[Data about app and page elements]
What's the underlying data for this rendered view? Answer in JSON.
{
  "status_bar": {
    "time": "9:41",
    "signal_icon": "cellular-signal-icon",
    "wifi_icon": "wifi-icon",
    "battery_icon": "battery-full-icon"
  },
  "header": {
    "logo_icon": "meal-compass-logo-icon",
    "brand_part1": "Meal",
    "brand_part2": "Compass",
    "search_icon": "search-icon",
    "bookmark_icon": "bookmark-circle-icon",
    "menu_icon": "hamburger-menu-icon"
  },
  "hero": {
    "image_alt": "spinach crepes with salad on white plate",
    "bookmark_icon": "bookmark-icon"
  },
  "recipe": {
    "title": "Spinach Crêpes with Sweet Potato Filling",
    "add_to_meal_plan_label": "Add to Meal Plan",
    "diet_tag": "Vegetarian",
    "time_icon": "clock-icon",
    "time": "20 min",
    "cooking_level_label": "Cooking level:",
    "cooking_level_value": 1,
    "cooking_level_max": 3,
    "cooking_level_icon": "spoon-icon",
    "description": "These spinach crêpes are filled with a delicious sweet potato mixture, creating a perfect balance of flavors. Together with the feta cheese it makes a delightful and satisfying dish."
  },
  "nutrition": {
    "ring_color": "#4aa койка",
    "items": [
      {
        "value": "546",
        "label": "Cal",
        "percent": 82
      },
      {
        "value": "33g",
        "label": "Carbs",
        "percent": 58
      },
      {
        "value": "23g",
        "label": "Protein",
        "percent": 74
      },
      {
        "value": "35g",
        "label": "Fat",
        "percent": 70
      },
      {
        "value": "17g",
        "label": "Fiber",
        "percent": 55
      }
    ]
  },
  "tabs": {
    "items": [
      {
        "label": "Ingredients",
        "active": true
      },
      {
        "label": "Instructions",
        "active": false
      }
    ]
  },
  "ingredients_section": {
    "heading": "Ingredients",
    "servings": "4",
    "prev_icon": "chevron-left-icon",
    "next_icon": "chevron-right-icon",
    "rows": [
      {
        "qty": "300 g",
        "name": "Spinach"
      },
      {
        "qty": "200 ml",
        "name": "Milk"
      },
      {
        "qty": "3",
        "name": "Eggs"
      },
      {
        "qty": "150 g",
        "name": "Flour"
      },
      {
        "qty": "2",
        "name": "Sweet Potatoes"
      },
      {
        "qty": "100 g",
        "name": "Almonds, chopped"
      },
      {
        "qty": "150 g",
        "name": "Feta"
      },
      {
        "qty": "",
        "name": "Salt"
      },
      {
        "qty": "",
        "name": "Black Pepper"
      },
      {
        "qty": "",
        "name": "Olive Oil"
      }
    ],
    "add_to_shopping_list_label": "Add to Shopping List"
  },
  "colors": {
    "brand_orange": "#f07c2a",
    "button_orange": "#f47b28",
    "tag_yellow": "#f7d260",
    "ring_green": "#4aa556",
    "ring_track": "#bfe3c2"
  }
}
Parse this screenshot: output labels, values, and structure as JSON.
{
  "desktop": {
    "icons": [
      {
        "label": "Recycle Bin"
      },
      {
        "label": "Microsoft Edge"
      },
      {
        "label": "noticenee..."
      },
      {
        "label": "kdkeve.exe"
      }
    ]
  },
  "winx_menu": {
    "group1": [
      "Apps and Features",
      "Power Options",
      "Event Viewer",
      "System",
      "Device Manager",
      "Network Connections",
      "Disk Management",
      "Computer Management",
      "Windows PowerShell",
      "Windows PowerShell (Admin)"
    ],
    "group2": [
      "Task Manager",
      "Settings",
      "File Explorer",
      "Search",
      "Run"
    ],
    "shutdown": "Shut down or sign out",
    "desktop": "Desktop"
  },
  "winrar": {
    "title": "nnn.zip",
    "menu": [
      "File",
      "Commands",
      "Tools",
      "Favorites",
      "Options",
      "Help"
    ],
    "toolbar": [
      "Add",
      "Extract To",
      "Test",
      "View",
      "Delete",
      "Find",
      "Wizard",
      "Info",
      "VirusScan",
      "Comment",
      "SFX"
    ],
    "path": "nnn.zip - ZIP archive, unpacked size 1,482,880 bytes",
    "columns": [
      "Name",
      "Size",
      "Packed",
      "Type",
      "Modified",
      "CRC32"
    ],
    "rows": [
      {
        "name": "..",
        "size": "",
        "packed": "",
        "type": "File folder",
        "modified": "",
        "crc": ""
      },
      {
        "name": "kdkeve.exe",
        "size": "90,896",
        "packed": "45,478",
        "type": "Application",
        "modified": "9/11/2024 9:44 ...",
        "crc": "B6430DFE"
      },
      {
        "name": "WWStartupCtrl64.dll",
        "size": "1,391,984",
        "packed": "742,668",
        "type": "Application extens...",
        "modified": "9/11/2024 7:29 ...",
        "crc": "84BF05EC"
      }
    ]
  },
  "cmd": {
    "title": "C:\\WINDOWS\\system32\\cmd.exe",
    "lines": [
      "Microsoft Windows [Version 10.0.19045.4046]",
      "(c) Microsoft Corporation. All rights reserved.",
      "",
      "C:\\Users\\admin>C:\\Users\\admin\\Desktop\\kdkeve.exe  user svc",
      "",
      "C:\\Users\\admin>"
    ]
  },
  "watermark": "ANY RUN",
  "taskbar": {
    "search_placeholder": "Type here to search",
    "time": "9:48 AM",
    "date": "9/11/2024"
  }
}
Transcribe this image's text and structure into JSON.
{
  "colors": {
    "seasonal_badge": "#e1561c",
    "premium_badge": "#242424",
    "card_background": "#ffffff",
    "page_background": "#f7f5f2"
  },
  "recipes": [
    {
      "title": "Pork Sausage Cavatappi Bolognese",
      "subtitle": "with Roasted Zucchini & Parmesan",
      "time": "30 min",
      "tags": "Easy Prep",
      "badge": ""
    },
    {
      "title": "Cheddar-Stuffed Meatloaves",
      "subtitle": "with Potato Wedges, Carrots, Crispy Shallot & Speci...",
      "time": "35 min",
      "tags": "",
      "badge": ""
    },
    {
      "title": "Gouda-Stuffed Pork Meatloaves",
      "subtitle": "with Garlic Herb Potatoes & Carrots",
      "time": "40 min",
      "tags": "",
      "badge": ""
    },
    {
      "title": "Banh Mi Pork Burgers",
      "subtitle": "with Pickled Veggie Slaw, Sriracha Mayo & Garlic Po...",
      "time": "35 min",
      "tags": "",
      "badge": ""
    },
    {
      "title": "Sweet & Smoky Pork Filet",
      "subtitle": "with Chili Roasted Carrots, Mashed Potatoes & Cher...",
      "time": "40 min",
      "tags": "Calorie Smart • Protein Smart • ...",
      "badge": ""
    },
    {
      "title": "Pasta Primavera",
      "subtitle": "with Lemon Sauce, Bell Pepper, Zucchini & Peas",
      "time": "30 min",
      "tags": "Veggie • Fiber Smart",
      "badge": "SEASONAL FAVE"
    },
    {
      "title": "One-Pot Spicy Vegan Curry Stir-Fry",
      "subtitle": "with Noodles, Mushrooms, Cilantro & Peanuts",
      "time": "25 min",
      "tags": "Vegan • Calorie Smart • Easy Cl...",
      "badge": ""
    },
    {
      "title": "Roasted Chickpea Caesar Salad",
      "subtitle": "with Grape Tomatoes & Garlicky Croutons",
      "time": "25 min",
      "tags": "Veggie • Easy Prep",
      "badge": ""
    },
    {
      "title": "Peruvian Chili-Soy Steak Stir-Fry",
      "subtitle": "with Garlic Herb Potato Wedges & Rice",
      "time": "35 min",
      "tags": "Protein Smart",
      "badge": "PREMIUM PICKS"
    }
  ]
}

## TASK DETAILS:
For each line in the data that contains the string "Meatloaves", give a copy of that line.

## EXPECTED ANSWER:
      "title": "Cheddar-Stuffed Meatloaves",
      "title": "Gouda-Stuffed Pork Meatloaves",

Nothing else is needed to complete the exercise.